_Problem details:_
Search the data for the string "درماني" and extract every line where it appears.

_Supplied data:_
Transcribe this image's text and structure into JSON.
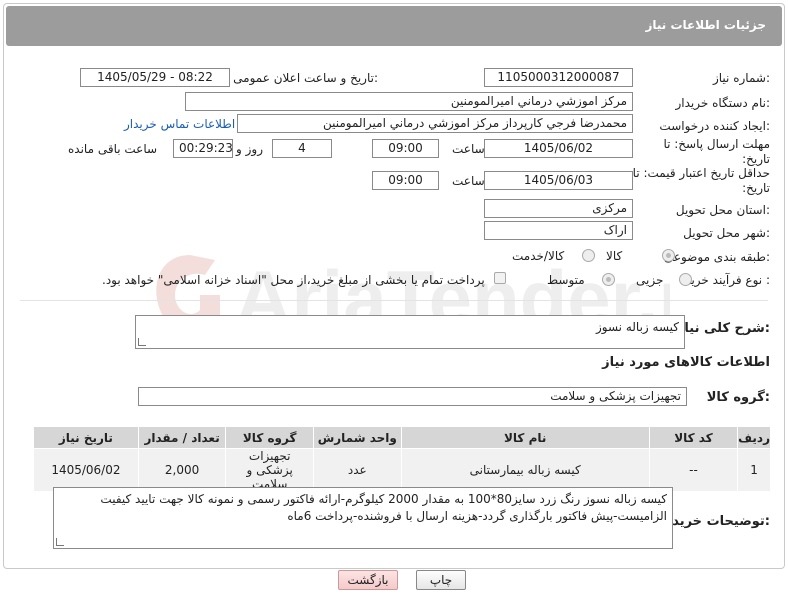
{
  "header": {
    "title": "جزئیات اطلاعات نیاز"
  },
  "fields": {
    "need_number_label": "شماره نیاز:",
    "need_number": "1105000312000087",
    "announce_label": "تاریخ و ساعت اعلان عمومی:",
    "announce_value": "1405/05/29 - 08:22",
    "buyer_org_label": "نام دستگاه خریدار:",
    "buyer_org": "مرکز اموزشي درماني اميرالمومنين",
    "creator_label": "ایجاد کننده درخواست:",
    "creator": "محمدرضا فرجي کارپرداز مرکز اموزشي درماني اميرالمومنين",
    "contact_link": "اطلاعات تماس خریدار",
    "deadline_label": "مهلت ارسال پاسخ: تا تاریخ:",
    "deadline_date": "1405/06/02",
    "time_label": "ساعت",
    "deadline_time": "09:00",
    "days_value": "4",
    "days_label": "روز و",
    "remaining_time": "00:29:23",
    "remaining_label": "ساعت باقی مانده",
    "price_validity_label": "حداقل تاریخ اعتبار قیمت: تا تاریخ:",
    "price_validity_date": "1405/06/03",
    "price_validity_time": "09:00",
    "province_label": "استان محل تحویل:",
    "province": "مرکزی",
    "city_label": "شهر محل تحویل:",
    "city": "اراک",
    "category_label": "طبقه بندی موضوعی:",
    "category_options": [
      "کالا",
      "کالا/خدمت"
    ],
    "process_label": "نوع فرآیند خرید :",
    "process_options": [
      "جزیی",
      "متوسط"
    ],
    "payment_note": "پرداخت تمام یا بخشی از مبلغ خرید،از محل \"اسناد خزانه اسلامی\" خواهد بود."
  },
  "description": {
    "label": "شرح کلی نیاز:",
    "value": "کیسه زباله نسوز"
  },
  "goods_section_title": "اطلاعات کالاهای مورد نیاز",
  "goods_group": {
    "label": "گروه کالا:",
    "value": "تجهیزات پزشکی و سلامت"
  },
  "table": {
    "headers": [
      "ردیف",
      "کد کالا",
      "نام کالا",
      "واحد شمارش",
      "گروه کالا",
      "تعداد / مقدار",
      "تاریخ نیاز"
    ],
    "rows": [
      [
        "1",
        "--",
        "کیسه زباله بیمارستانی",
        "عدد",
        "تجهیزات پزشکی و سلامت",
        "2,000",
        "1405/06/02"
      ]
    ]
  },
  "buyer_notes": {
    "label": "توضیحات خریدار:",
    "value": "کیسه زباله نسوز رنگ زرد سایز80*100 به مقدار 2000 کیلوگرم-ارائه فاکتور رسمی و نمونه کالا جهت تایید کیفیت الزامیست-پیش فاکتور بارگذاری گردد-هزینه ارسال با فروشنده-پرداخت 6ماه"
  },
  "buttons": {
    "print": "چاپ",
    "back": "بازگشت"
  },
  "watermark_text": "AriaTender.neT"
}
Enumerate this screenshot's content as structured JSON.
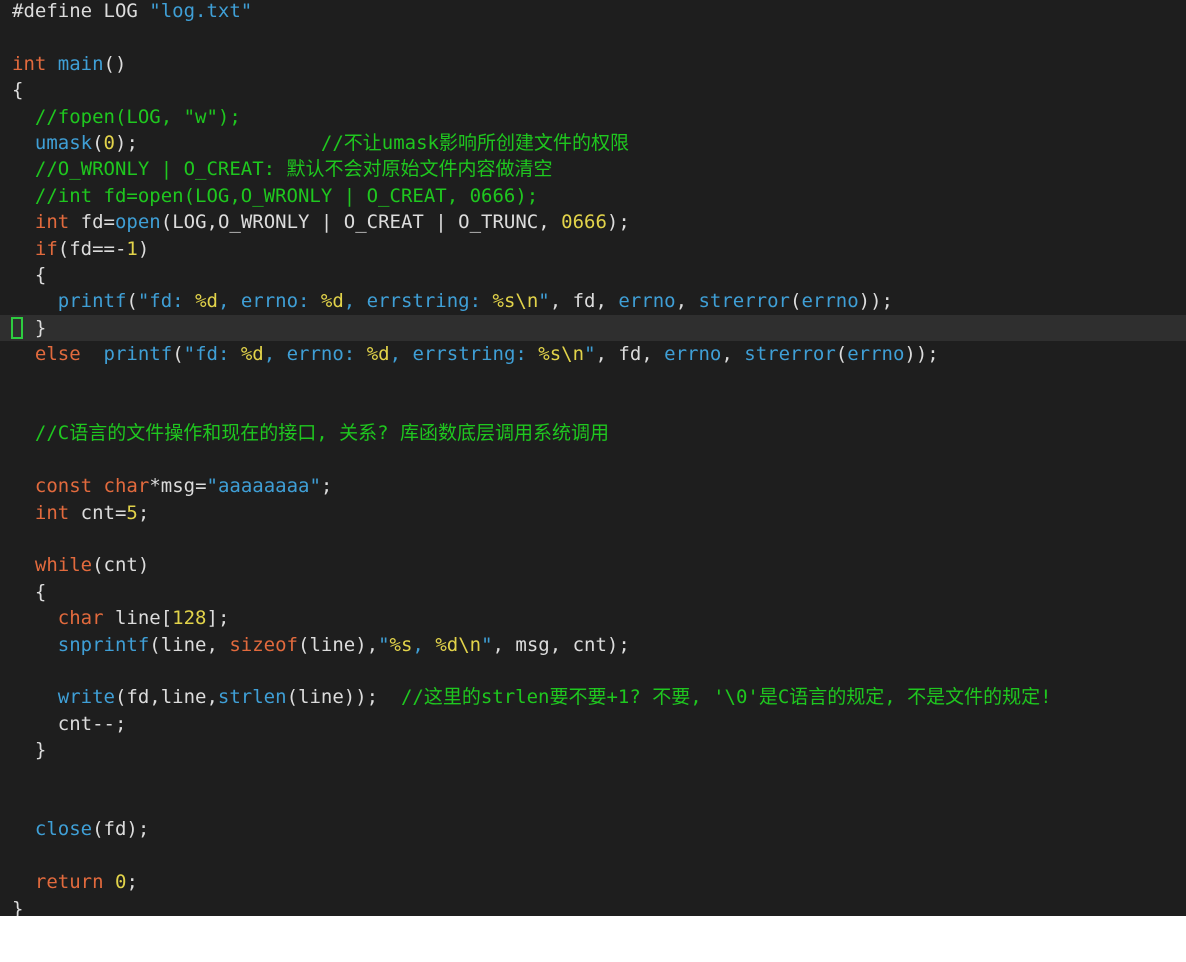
{
  "editor": {
    "cursor_line": 12,
    "colors": {
      "background": "#1e1e1e",
      "current_line": "#2f2f2f",
      "plain": "#dcdcdc",
      "keyword": "#e26a3d",
      "function": "#3f9fd6",
      "string": "#3f9fd6",
      "comment": "#1fc71f",
      "number": "#e2d34a",
      "cursor": "#2ecc40"
    },
    "lines": [
      [
        [
          "plain",
          "#define LOG "
        ],
        [
          "string",
          "\"log.txt\""
        ]
      ],
      [],
      [
        [
          "keyword",
          "int"
        ],
        [
          "plain",
          " "
        ],
        [
          "function",
          "main"
        ],
        [
          "plain",
          "()"
        ]
      ],
      [
        [
          "plain",
          "{"
        ]
      ],
      [
        [
          "plain",
          "  "
        ],
        [
          "comment",
          "//fopen(LOG, \"w\");"
        ]
      ],
      [
        [
          "plain",
          "  "
        ],
        [
          "function",
          "umask"
        ],
        [
          "plain",
          "("
        ],
        [
          "number",
          "0"
        ],
        [
          "plain",
          ");                "
        ],
        [
          "comment",
          "//不让umask影响所创建文件的权限"
        ]
      ],
      [
        [
          "plain",
          "  "
        ],
        [
          "comment",
          "//O_WRONLY | O_CREAT: 默认不会对原始文件内容做清空"
        ]
      ],
      [
        [
          "plain",
          "  "
        ],
        [
          "comment",
          "//int fd=open(LOG,O_WRONLY | O_CREAT, 0666);"
        ]
      ],
      [
        [
          "plain",
          "  "
        ],
        [
          "keyword",
          "int"
        ],
        [
          "plain",
          " fd="
        ],
        [
          "function",
          "open"
        ],
        [
          "plain",
          "(LOG,O_WRONLY | O_CREAT | O_TRUNC, "
        ],
        [
          "number",
          "0666"
        ],
        [
          "plain",
          ");"
        ]
      ],
      [
        [
          "plain",
          "  "
        ],
        [
          "keyword",
          "if"
        ],
        [
          "plain",
          "(fd==-"
        ],
        [
          "number",
          "1"
        ],
        [
          "plain",
          ")"
        ]
      ],
      [
        [
          "plain",
          "  {"
        ]
      ],
      [
        [
          "plain",
          "    "
        ],
        [
          "function",
          "printf"
        ],
        [
          "plain",
          "("
        ],
        [
          "string",
          "\"fd: "
        ],
        [
          "number",
          "%d"
        ],
        [
          "string",
          ", errno: "
        ],
        [
          "number",
          "%d"
        ],
        [
          "string",
          ", errstring: "
        ],
        [
          "number",
          "%s\\n"
        ],
        [
          "string",
          "\""
        ],
        [
          "plain",
          ", fd, "
        ],
        [
          "function",
          "errno"
        ],
        [
          "plain",
          ", "
        ],
        [
          "function",
          "strerror"
        ],
        [
          "plain",
          "("
        ],
        [
          "function",
          "errno"
        ],
        [
          "plain",
          "));"
        ]
      ],
      [
        [
          "plain",
          "  }"
        ]
      ],
      [
        [
          "plain",
          "  "
        ],
        [
          "keyword",
          "else"
        ],
        [
          "plain",
          "  "
        ],
        [
          "function",
          "printf"
        ],
        [
          "plain",
          "("
        ],
        [
          "string",
          "\"fd: "
        ],
        [
          "number",
          "%d"
        ],
        [
          "string",
          ", errno: "
        ],
        [
          "number",
          "%d"
        ],
        [
          "string",
          ", errstring: "
        ],
        [
          "number",
          "%s\\n"
        ],
        [
          "string",
          "\""
        ],
        [
          "plain",
          ", fd, "
        ],
        [
          "function",
          "errno"
        ],
        [
          "plain",
          ", "
        ],
        [
          "function",
          "strerror"
        ],
        [
          "plain",
          "("
        ],
        [
          "function",
          "errno"
        ],
        [
          "plain",
          "));"
        ]
      ],
      [],
      [],
      [
        [
          "plain",
          "  "
        ],
        [
          "comment",
          "//C语言的文件操作和现在的接口, 关系? 库函数底层调用系统调用"
        ]
      ],
      [],
      [
        [
          "plain",
          "  "
        ],
        [
          "keyword",
          "const"
        ],
        [
          "plain",
          " "
        ],
        [
          "keyword",
          "char"
        ],
        [
          "plain",
          "*msg="
        ],
        [
          "string",
          "\"aaaaaaaa\""
        ],
        [
          "plain",
          ";"
        ]
      ],
      [
        [
          "plain",
          "  "
        ],
        [
          "keyword",
          "int"
        ],
        [
          "plain",
          " cnt="
        ],
        [
          "number",
          "5"
        ],
        [
          "plain",
          ";"
        ]
      ],
      [],
      [
        [
          "plain",
          "  "
        ],
        [
          "keyword",
          "while"
        ],
        [
          "plain",
          "(cnt)"
        ]
      ],
      [
        [
          "plain",
          "  {"
        ]
      ],
      [
        [
          "plain",
          "    "
        ],
        [
          "keyword",
          "char"
        ],
        [
          "plain",
          " line["
        ],
        [
          "number",
          "128"
        ],
        [
          "plain",
          "];"
        ]
      ],
      [
        [
          "plain",
          "    "
        ],
        [
          "function",
          "snprintf"
        ],
        [
          "plain",
          "(line, "
        ],
        [
          "keyword",
          "sizeof"
        ],
        [
          "plain",
          "(line),"
        ],
        [
          "string",
          "\""
        ],
        [
          "number",
          "%s"
        ],
        [
          "string",
          ", "
        ],
        [
          "number",
          "%d\\n"
        ],
        [
          "string",
          "\""
        ],
        [
          "plain",
          ", msg, cnt);"
        ]
      ],
      [],
      [
        [
          "plain",
          "    "
        ],
        [
          "function",
          "write"
        ],
        [
          "plain",
          "(fd,line,"
        ],
        [
          "function",
          "strlen"
        ],
        [
          "plain",
          "(line));  "
        ],
        [
          "comment",
          "//这里的strlen要不要+1? 不要, '\\0'是C语言的规定, 不是文件的规定!"
        ]
      ],
      [
        [
          "plain",
          "    cnt--;"
        ]
      ],
      [
        [
          "plain",
          "  }"
        ]
      ],
      [],
      [],
      [
        [
          "plain",
          "  "
        ],
        [
          "function",
          "close"
        ],
        [
          "plain",
          "(fd);"
        ]
      ],
      [],
      [
        [
          "plain",
          "  "
        ],
        [
          "keyword",
          "return"
        ],
        [
          "plain",
          " "
        ],
        [
          "number",
          "0"
        ],
        [
          "plain",
          ";"
        ]
      ],
      [
        [
          "plain",
          "}"
        ]
      ]
    ]
  }
}
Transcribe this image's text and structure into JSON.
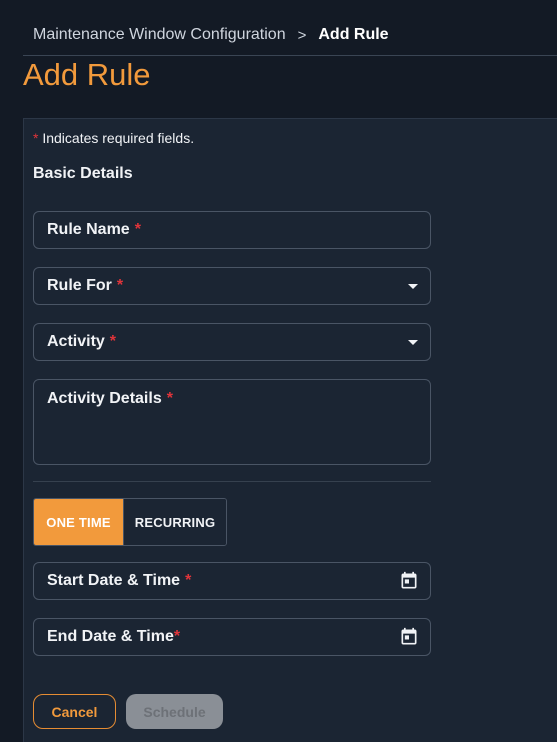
{
  "breadcrumb": {
    "parent": "Maintenance Window Configuration",
    "separator": ">",
    "current": "Add Rule"
  },
  "page_title": "Add Rule",
  "form": {
    "required_star": "*",
    "required_note": "Indicates required fields.",
    "section_title": "Basic Details",
    "fields": {
      "rule_name": {
        "label": "Rule Name",
        "required": "*"
      },
      "rule_for": {
        "label": "Rule For",
        "required": "*"
      },
      "activity": {
        "label": "Activity",
        "required": "*"
      },
      "activity_details": {
        "label": "Activity Details",
        "required": "*"
      },
      "start_datetime": {
        "label": "Start Date & Time",
        "required": "*"
      },
      "end_datetime": {
        "label": "End Date & Time",
        "required": "*"
      }
    },
    "schedule_type": {
      "options": [
        "ONE TIME",
        "RECURRING"
      ],
      "selected": "ONE TIME"
    },
    "buttons": {
      "cancel": "Cancel",
      "schedule": "Schedule"
    }
  },
  "icons": {
    "dropdown": "chevron-down-icon",
    "calendar": "calendar-icon"
  },
  "colors": {
    "accent": "#f29a3c",
    "required": "#e0343a",
    "background": "#131a25",
    "panel": "#1b2533"
  }
}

_Complete response:_
    "buyer_org": "مرکز اموزشي درماني اميرالمومنين",
    "creator": "محمدرضا فرجي کارپرداز مرکز اموزشي درماني اميرالمومنين",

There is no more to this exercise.